Exercise instructions: Return, word for word, every line that follows.

[Extracted data entries]
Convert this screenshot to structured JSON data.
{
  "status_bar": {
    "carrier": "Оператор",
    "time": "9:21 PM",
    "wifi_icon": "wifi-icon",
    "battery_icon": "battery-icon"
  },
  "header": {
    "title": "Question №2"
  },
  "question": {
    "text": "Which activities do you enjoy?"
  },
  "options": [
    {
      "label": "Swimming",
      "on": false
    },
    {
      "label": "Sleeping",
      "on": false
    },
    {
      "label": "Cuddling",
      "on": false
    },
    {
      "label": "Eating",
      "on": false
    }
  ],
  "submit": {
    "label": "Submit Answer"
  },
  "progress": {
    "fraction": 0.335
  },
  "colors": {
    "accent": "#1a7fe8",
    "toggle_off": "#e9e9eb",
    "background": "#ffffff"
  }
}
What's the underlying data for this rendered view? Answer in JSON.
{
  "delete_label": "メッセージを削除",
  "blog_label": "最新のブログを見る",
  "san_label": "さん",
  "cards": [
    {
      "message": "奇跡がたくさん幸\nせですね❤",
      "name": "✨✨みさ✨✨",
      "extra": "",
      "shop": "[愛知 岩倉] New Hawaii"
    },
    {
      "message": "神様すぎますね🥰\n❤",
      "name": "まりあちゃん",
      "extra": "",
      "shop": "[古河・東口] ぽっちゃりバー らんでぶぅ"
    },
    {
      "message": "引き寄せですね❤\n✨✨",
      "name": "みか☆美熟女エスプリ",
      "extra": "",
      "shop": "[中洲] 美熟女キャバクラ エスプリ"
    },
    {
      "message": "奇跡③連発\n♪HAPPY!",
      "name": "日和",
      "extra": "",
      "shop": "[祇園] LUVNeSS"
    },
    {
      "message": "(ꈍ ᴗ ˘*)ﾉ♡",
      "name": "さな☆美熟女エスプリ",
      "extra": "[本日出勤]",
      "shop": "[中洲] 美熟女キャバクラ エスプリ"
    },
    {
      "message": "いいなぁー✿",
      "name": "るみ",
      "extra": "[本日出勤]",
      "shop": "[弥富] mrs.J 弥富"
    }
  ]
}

Response to the task:
Convert this screenshot to structured JSON data.
{
  "status_bar": {
    "carrier": "Оператор",
    "time": "9:21 PM",
    "wifi_icon": "wifi-icon",
    "battery_icon": "battery-icon"
  },
  "header": {
    "title": "Question №2"
  },
  "question": {
    "text": "Which activities do you enjoy?"
  },
  "options": [
    {
      "label": "Swimming",
      "on": false
    },
    {
      "label": "Sleeping",
      "on": false
    },
    {
      "label": "Cuddling",
      "on": false
    },
    {
      "label": "Eating",
      "on": false
    }
  ],
  "submit": {
    "label": "Submit Answer"
  },
  "progress": {
    "fraction": 0.335
  },
  "colors": {
    "accent": "#1a7fe8",
    "toggle_off": "#e9e9eb",
    "background": "#ffffff"
  }
}
What's the underlying data for this rendered view? Answer in JSON.
{
  "delete_label": "メッセージを削除",
  "blog_label": "最新のブログを見る",
  "san_label": "さん",
  "cards": [
    {
      "message": "奇跡がたくさん幸\nせですね❤",
      "name": "✨✨みさ✨✨",
      "extra": "",
      "shop": "[愛知 岩倉] New Hawaii"
    },
    {
      "message": "神様すぎますね🥰\n❤",
      "name": "まりあちゃん",
      "extra": "",
      "shop": "[古河・東口] ぽっちゃりバー らんでぶぅ"
    },
    {
      "message": "引き寄せですね❤\n✨✨",
      "name": "みか☆美熟女エスプリ",
      "extra": "",
      "shop": "[中洲] 美熟女キャバクラ エスプリ"
    },
    {
      "message": "奇跡③連発\n♪HAPPY!",
      "name": "日和",
      "extra": "",
      "shop": "[祇園] LUVNeSS"
    },
    {
      "message": "(ꈍ ᴗ ˘*)ﾉ♡",
      "name": "さな☆美熟女エスプリ",
      "extra": "[本日出勤]",
      "shop": "[中洲] 美熟女キャバクラ エスプリ"
    },
    {
      "message": "いいなぁー✿",
      "name": "るみ",
      "extra": "[本日出勤]",
      "shop": "[弥富] mrs.J 弥富"
    }
  ]
}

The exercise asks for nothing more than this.